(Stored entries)
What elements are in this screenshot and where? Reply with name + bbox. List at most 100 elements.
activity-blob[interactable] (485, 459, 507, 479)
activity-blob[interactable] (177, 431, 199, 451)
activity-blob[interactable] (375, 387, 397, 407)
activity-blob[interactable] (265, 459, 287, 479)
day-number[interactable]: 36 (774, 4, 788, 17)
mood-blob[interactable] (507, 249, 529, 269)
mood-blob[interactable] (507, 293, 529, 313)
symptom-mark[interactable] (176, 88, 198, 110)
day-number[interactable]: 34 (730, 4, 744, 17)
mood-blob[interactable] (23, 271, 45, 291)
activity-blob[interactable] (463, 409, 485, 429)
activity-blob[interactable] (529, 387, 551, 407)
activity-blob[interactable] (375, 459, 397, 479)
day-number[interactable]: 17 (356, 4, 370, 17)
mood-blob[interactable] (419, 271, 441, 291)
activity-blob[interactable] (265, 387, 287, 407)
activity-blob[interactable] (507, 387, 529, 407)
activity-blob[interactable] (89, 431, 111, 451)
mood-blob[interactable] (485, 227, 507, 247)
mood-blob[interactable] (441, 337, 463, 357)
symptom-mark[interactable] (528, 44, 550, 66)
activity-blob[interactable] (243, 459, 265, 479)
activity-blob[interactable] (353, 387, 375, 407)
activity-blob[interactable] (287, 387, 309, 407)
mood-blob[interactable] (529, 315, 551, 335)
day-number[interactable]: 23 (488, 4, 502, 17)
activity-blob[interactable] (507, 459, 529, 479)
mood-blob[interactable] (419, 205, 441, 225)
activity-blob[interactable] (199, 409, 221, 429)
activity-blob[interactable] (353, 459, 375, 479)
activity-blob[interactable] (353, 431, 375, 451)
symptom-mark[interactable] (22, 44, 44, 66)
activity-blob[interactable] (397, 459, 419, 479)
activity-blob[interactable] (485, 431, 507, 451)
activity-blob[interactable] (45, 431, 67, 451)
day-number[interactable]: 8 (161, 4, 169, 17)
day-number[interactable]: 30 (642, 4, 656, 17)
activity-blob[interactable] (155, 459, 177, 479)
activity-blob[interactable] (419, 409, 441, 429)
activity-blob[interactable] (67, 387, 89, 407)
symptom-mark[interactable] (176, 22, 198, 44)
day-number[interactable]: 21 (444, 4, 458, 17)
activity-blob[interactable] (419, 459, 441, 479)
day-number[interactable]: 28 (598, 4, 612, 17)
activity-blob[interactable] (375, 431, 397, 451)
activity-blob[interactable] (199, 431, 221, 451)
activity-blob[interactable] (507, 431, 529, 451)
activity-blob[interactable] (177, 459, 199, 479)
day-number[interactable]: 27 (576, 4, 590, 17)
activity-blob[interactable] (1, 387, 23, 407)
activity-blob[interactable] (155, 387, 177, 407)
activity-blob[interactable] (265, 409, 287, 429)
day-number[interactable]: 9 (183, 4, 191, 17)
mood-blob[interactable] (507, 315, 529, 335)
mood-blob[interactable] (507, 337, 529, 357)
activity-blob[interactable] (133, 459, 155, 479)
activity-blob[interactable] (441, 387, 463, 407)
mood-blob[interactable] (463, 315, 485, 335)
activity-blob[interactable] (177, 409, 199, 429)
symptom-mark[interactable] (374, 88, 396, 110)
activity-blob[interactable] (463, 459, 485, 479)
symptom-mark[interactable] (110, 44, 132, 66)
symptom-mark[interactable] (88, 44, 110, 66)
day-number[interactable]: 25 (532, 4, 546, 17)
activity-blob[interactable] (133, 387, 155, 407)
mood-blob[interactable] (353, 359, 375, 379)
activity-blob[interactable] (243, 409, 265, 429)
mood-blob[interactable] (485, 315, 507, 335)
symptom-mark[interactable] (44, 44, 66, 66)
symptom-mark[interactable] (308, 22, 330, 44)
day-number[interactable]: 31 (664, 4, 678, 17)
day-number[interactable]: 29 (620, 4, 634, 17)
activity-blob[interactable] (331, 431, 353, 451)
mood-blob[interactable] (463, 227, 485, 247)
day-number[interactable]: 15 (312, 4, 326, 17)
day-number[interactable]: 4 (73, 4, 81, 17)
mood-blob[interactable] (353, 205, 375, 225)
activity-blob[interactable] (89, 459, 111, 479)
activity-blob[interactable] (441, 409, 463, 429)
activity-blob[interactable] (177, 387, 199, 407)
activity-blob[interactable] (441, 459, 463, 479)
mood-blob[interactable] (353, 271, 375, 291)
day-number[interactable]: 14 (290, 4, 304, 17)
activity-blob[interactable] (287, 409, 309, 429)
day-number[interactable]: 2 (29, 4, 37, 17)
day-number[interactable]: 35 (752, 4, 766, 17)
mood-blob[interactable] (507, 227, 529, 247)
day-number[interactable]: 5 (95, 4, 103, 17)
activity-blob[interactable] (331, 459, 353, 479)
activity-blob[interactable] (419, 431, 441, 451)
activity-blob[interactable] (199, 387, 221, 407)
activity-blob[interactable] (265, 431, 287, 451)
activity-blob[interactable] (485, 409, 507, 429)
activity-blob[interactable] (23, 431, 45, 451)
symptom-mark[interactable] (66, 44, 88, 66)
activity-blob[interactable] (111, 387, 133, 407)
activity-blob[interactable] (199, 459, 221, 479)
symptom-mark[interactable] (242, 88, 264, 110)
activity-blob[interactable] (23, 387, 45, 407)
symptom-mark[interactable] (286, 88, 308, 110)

Problem → Echo back the material line for line, starting with its first line and ending with the line that contains "activity-blob[interactable] (529, 387, 551, 407)", both included.

Answer to this problem →
What elements are in this screenshot and where? Reply with name + bbox. List at most 100 elements.
activity-blob[interactable] (485, 459, 507, 479)
activity-blob[interactable] (177, 431, 199, 451)
activity-blob[interactable] (375, 387, 397, 407)
activity-blob[interactable] (265, 459, 287, 479)
day-number[interactable]: 36 (774, 4, 788, 17)
mood-blob[interactable] (507, 249, 529, 269)
mood-blob[interactable] (507, 293, 529, 313)
symptom-mark[interactable] (176, 88, 198, 110)
day-number[interactable]: 34 (730, 4, 744, 17)
mood-blob[interactable] (23, 271, 45, 291)
activity-blob[interactable] (463, 409, 485, 429)
activity-blob[interactable] (529, 387, 551, 407)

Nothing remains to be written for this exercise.